** START OF Records shown **
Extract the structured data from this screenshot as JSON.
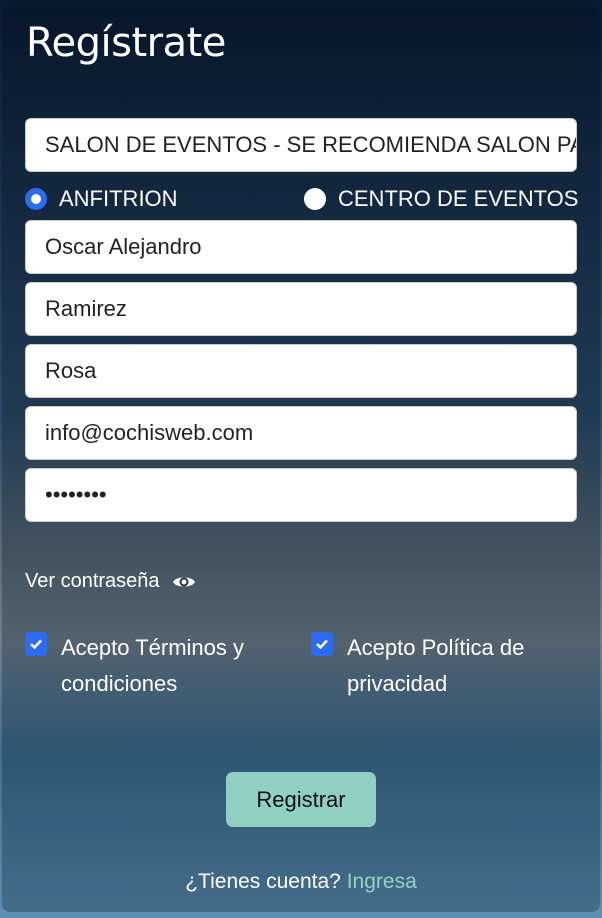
{
  "title": "Regístrate",
  "fields": {
    "venue_type": "SALON DE EVENTOS - SE RECOMIENDA SALON PARA",
    "first_name": "Oscar Alejandro",
    "last_name": "Ramirez",
    "second_last_name": "Rosa",
    "email": "info@cochisweb.com",
    "password": "••••••••"
  },
  "roles": [
    {
      "label": "ANFITRION",
      "selected": true
    },
    {
      "label": "CENTRO DE EVENTOS",
      "selected": false
    }
  ],
  "show_password": "Ver contraseña",
  "terms": {
    "label": "Acepto Términos y condiciones",
    "checked": true
  },
  "privacy": {
    "label": "Acepto Política de privacidad",
    "checked": true
  },
  "submit": "Registrar",
  "footer": {
    "text": "¿Tienes cuenta?",
    "link": "Ingresa"
  },
  "colors": {
    "accent": "#2d6cf0",
    "button": "#90cfc2",
    "link": "#8fd3c0"
  }
}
** END OF Records shown **
> Written instruction
Take the records above and transcribe them exactly, dropping every picture.

> Complete response
Extract the structured data from this screenshot as JSON.
{
  "title": "Regístrate",
  "fields": {
    "venue_type": "SALON DE EVENTOS - SE RECOMIENDA SALON PARA",
    "first_name": "Oscar Alejandro",
    "last_name": "Ramirez",
    "second_last_name": "Rosa",
    "email": "info@cochisweb.com",
    "password": "••••••••"
  },
  "roles": [
    {
      "label": "ANFITRION",
      "selected": true
    },
    {
      "label": "CENTRO DE EVENTOS",
      "selected": false
    }
  ],
  "show_password": "Ver contraseña",
  "terms": {
    "label": "Acepto Términos y condiciones",
    "checked": true
  },
  "privacy": {
    "label": "Acepto Política de privacidad",
    "checked": true
  },
  "submit": "Registrar",
  "footer": {
    "text": "¿Tienes cuenta?",
    "link": "Ingresa"
  },
  "colors": {
    "accent": "#2d6cf0",
    "button": "#90cfc2",
    "link": "#8fd3c0"
  }
}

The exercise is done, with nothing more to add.